I was recently confronted with another case of self-hatred and its unpleasant effects. It is not something I am unfamiliar with so it gave me pause. I have to admit that I am mostly cured of this unpleasantness but there are the occasional echoes, as the facts are, well, the facts.
It is the facts that matter not the emotion about them. I know I have written about this before, but as rabbit holes go this is one worth revisiting and looking for side tunnels. The intensity of the emotional judgment of ourselves can be overwhelming, even to the point of considering suicide. And that is just not acceptable! I mean really, wanting so badly to die because of some real or (mostly) perceived inadequacy or “failure”? We only fail when we stay stuck in the emotion and therefore don’t learn anything!
The sad thing is that these emotional echoes are so deeply painful in the present moment, so nauseatingly noisy, and it is very difficult to see them for what they are: noise. Just. Noise. The factual memory versus the emotional one, and the reality (that word should be in all caps) that even our factual memory is distorted by our emotional memory. It is the Observation/Perception loop at work. What we observe through our senses is factual. Is is information. But our pattern of interpreting and giving meaning to the information (perception) takes on a life of its own and informs (more like distorts) our observations. We see what we believe, we see things as We Are not as they are. And the pattern deepens and becomes more distorted over time.

▶ ACTIVITIES:
[1] Using the piece on self-hatred, explain in one to three sentences why even our factual memory cannot be fully trusted.
[2] Answer these questions from the piece on self-hatred:
(a) To what point can the intensity of emotional self-judgment go?
(b) What does the writer say the painful emotional echoes are, once seen for what they are?
(c) What does the writer call factual?
[3] Reproduce the part of the piece on self-hatred that opens with the words containing "It is the facts" and closes with "don’t learn anything!".
Rely only on the piece on self-hatred above.

▶ DATA PROVIDED:
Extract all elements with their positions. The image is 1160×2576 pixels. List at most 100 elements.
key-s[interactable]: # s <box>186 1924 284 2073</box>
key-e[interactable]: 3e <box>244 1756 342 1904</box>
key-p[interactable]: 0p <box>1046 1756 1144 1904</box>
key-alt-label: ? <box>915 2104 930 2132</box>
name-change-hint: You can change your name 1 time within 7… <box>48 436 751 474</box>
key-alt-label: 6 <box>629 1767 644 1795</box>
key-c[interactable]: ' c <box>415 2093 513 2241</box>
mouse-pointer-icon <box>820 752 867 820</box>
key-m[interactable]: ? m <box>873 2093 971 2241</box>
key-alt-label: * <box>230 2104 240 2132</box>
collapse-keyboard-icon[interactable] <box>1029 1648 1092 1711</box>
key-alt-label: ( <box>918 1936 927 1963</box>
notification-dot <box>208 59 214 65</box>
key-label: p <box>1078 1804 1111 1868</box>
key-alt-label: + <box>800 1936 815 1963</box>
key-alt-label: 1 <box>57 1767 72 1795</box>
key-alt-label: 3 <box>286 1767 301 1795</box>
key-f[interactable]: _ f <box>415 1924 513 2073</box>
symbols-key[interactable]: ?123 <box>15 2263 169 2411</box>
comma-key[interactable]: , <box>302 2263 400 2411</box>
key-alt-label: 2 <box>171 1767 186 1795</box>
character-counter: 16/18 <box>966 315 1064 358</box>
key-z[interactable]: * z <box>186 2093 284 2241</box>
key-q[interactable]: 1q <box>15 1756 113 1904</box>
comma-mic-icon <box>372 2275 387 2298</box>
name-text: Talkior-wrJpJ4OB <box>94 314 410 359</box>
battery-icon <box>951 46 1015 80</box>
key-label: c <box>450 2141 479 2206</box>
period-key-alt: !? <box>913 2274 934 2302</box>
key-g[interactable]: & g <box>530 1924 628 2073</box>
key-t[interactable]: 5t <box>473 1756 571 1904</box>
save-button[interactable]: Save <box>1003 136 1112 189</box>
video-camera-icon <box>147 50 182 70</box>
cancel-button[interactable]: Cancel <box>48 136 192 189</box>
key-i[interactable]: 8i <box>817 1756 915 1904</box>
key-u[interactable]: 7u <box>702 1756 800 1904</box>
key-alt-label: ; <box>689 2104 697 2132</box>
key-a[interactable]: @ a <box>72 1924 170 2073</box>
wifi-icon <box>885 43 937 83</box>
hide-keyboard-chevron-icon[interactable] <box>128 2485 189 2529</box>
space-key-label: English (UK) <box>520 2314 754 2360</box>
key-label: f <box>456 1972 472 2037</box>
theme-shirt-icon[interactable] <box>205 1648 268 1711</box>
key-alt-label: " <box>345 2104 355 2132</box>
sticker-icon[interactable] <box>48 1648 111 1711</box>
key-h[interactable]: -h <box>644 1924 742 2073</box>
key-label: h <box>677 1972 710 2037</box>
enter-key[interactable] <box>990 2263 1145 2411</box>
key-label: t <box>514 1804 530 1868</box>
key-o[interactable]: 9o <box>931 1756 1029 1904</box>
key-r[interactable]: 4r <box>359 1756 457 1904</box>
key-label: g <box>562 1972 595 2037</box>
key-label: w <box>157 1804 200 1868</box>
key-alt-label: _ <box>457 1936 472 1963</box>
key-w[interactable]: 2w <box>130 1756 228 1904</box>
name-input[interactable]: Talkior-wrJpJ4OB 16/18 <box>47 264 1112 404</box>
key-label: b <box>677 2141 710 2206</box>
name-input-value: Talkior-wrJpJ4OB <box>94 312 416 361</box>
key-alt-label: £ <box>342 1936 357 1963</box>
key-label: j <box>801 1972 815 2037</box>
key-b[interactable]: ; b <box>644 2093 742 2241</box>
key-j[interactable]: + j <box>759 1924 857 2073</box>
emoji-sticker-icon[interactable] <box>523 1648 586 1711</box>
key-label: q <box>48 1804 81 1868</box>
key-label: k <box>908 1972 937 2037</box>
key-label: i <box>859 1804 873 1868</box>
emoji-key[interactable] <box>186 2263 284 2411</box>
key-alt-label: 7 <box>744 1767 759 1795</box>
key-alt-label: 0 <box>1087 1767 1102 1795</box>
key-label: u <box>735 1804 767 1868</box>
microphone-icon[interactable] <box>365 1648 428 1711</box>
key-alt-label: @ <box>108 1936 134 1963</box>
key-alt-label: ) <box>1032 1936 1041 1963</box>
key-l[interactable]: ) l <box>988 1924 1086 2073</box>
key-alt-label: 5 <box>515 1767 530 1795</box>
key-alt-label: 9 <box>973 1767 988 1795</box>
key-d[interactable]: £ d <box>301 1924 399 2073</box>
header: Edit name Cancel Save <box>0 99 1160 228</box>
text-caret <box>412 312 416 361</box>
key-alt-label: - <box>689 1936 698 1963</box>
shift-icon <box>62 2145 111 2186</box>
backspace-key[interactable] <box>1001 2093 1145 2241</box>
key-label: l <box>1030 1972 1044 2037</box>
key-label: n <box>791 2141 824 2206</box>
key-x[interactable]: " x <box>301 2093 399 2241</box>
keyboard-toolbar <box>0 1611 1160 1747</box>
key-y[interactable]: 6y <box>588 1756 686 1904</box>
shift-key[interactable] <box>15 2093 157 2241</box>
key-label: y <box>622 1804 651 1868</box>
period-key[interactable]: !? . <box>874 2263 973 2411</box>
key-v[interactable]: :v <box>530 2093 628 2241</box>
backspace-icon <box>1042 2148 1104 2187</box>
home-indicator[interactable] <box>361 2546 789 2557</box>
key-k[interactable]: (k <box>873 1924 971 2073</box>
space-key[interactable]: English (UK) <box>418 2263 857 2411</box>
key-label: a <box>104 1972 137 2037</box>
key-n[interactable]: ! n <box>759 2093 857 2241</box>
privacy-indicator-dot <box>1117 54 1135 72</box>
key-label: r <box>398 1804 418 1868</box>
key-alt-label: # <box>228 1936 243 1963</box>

▶ RESULTS IN ORDER:
[1] Our factual memory is distorted by our emotional memory through the Observation/Perception loop. What we observe through our senses is factual information, but our pattern of interpreting that information and giving it meaning takes on a life of its own and distorts those observations.

[2]
(a) It can go as far as considering suicide.
(b) They are noise.
(c) What we observe through our senses.

[3]
It is the facts that matter not the emotion about them. I know I have written about this before, but as rabbit holes go this is one worth revisiting and looking for side tunnels. The intensity of the emotional judgment of ourselves can be overwhelming, even to the point of considering suicide. And that is just not acceptable! I mean really, wanting so badly to die because of some real or (mostly) perceived inadequacy or “failure”? We only fail when we stay stuck in the emotion and therefore don’t learn anything!